* Aufgabe
Schreib das Material unten noch einmal ab und tausche dabei „Flare suppression“ überall gegen „Glare suppression“. Alles andere bleibt unverändert.

────────────────

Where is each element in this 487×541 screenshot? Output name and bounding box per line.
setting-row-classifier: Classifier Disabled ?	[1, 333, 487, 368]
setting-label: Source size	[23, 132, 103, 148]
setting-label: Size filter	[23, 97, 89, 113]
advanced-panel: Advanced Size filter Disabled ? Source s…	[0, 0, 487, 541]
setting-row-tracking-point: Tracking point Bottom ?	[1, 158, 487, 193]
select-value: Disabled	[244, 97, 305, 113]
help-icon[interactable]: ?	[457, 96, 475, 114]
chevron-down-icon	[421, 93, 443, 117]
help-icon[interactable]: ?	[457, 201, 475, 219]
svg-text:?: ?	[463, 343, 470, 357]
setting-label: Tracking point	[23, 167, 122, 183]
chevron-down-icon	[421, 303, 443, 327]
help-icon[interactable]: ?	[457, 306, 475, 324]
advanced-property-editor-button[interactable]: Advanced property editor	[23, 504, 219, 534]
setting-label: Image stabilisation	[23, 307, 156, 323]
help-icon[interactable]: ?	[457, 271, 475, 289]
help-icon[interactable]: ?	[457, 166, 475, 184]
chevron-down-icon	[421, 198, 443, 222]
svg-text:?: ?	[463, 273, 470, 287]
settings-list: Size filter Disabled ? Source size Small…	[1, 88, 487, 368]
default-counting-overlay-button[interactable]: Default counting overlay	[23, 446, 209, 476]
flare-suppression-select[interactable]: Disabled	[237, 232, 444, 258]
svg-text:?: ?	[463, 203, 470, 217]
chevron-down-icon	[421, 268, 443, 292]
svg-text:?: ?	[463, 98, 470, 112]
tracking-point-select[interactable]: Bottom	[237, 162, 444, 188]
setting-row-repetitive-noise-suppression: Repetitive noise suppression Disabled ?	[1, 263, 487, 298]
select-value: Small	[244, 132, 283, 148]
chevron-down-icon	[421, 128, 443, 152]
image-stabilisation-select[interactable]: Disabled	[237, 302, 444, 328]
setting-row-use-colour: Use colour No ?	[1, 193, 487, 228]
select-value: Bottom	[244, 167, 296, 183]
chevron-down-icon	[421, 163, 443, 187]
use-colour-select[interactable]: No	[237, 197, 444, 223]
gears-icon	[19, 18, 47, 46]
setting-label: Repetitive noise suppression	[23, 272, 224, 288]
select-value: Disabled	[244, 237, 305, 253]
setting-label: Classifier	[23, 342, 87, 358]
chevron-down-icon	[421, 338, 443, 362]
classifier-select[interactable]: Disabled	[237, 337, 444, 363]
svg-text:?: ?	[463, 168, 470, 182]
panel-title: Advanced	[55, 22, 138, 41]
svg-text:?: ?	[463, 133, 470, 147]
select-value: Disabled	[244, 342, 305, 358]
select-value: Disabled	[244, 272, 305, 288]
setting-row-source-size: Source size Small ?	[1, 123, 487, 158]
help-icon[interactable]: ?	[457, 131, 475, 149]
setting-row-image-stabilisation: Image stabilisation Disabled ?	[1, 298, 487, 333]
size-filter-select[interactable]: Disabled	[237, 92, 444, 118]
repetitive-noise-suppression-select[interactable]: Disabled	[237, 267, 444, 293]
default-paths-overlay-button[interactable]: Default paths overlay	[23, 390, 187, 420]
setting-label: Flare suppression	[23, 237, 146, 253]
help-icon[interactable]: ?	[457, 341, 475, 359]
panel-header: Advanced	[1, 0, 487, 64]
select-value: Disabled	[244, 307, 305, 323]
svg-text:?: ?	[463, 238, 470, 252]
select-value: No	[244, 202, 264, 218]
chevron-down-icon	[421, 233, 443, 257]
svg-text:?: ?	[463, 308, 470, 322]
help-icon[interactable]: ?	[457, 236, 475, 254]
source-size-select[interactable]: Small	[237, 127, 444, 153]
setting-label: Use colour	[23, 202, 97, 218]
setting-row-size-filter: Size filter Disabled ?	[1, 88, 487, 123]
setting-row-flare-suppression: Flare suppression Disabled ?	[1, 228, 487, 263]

────────────────

* Lösung
Where is each element in this 487×541 screenshot? Output name and bounding box per line.
setting-row-classifier: Classifier Disabled ?	[1, 333, 487, 368]
setting-label: Source size	[23, 132, 103, 148]
setting-label: Size filter	[23, 97, 89, 113]
advanced-panel: Advanced Size filter Disabled ? Source s…	[0, 0, 487, 541]
setting-row-tracking-point: Tracking point Bottom ?	[1, 158, 487, 193]
select-value: Disabled	[244, 97, 305, 113]
help-icon[interactable]: ?	[457, 96, 475, 114]
chevron-down-icon	[421, 93, 443, 117]
help-icon[interactable]: ?	[457, 201, 475, 219]
svg-text:?: ?	[463, 343, 470, 357]
setting-label: Tracking point	[23, 167, 122, 183]
chevron-down-icon	[421, 303, 443, 327]
help-icon[interactable]: ?	[457, 306, 475, 324]
advanced-property-editor-button[interactable]: Advanced property editor	[23, 504, 219, 534]
setting-label: Image stabilisation	[23, 307, 156, 323]
help-icon[interactable]: ?	[457, 271, 475, 289]
help-icon[interactable]: ?	[457, 166, 475, 184]
chevron-down-icon	[421, 198, 443, 222]
svg-text:?: ?	[463, 273, 470, 287]
settings-list: Size filter Disabled ? Source size Small…	[1, 88, 487, 368]
default-counting-overlay-button[interactable]: Default counting overlay	[23, 446, 209, 476]
flare-suppression-select[interactable]: Disabled	[237, 232, 444, 258]
svg-text:?: ?	[463, 203, 470, 217]
chevron-down-icon	[421, 268, 443, 292]
svg-text:?: ?	[463, 98, 470, 112]
tracking-point-select[interactable]: Bottom	[237, 162, 444, 188]
setting-row-repetitive-noise-suppression: Repetitive noise suppression Disabled ?	[1, 263, 487, 298]
select-value: Small	[244, 132, 283, 148]
chevron-down-icon	[421, 128, 443, 152]
image-stabilisation-select[interactable]: Disabled	[237, 302, 444, 328]
setting-row-use-colour: Use colour No ?	[1, 193, 487, 228]
select-value: Bottom	[244, 167, 296, 183]
chevron-down-icon	[421, 163, 443, 187]
use-colour-select[interactable]: No	[237, 197, 444, 223]
gears-icon	[19, 18, 47, 46]
setting-label: Repetitive noise suppression	[23, 272, 224, 288]
select-value: Disabled	[244, 237, 305, 253]
setting-label: Classifier	[23, 342, 87, 358]
chevron-down-icon	[421, 338, 443, 362]
classifier-select[interactable]: Disabled	[237, 337, 444, 363]
svg-text:?: ?	[463, 168, 470, 182]
panel-title: Advanced	[55, 22, 138, 41]
svg-text:?: ?	[463, 133, 470, 147]
select-value: Disabled	[244, 342, 305, 358]
select-value: Disabled	[244, 272, 305, 288]
setting-row-source-size: Source size Small ?	[1, 123, 487, 158]
help-icon[interactable]: ?	[457, 131, 475, 149]
setting-row-image-stabilisation: Image stabilisation Disabled ?	[1, 298, 487, 333]
size-filter-select[interactable]: Disabled	[237, 92, 444, 118]
repetitive-noise-suppression-select[interactable]: Disabled	[237, 267, 444, 293]
default-paths-overlay-button[interactable]: Default paths overlay	[23, 390, 187, 420]
setting-label: Glare suppression	[23, 237, 146, 253]
help-icon[interactable]: ?	[457, 341, 475, 359]
panel-header: Advanced	[1, 0, 487, 64]
select-value: Disabled	[244, 307, 305, 323]
svg-text:?: ?	[463, 238, 470, 252]
select-value: No	[244, 202, 264, 218]
chevron-down-icon	[421, 233, 443, 257]
svg-text:?: ?	[463, 308, 470, 322]
help-icon[interactable]: ?	[457, 236, 475, 254]
source-size-select[interactable]: Small	[237, 127, 444, 153]
setting-label: Use colour	[23, 202, 97, 218]
setting-row-size-filter: Size filter Disabled ?	[1, 88, 487, 123]
setting-row-flare-suppression: Glare suppression Disabled ?	[1, 228, 487, 263]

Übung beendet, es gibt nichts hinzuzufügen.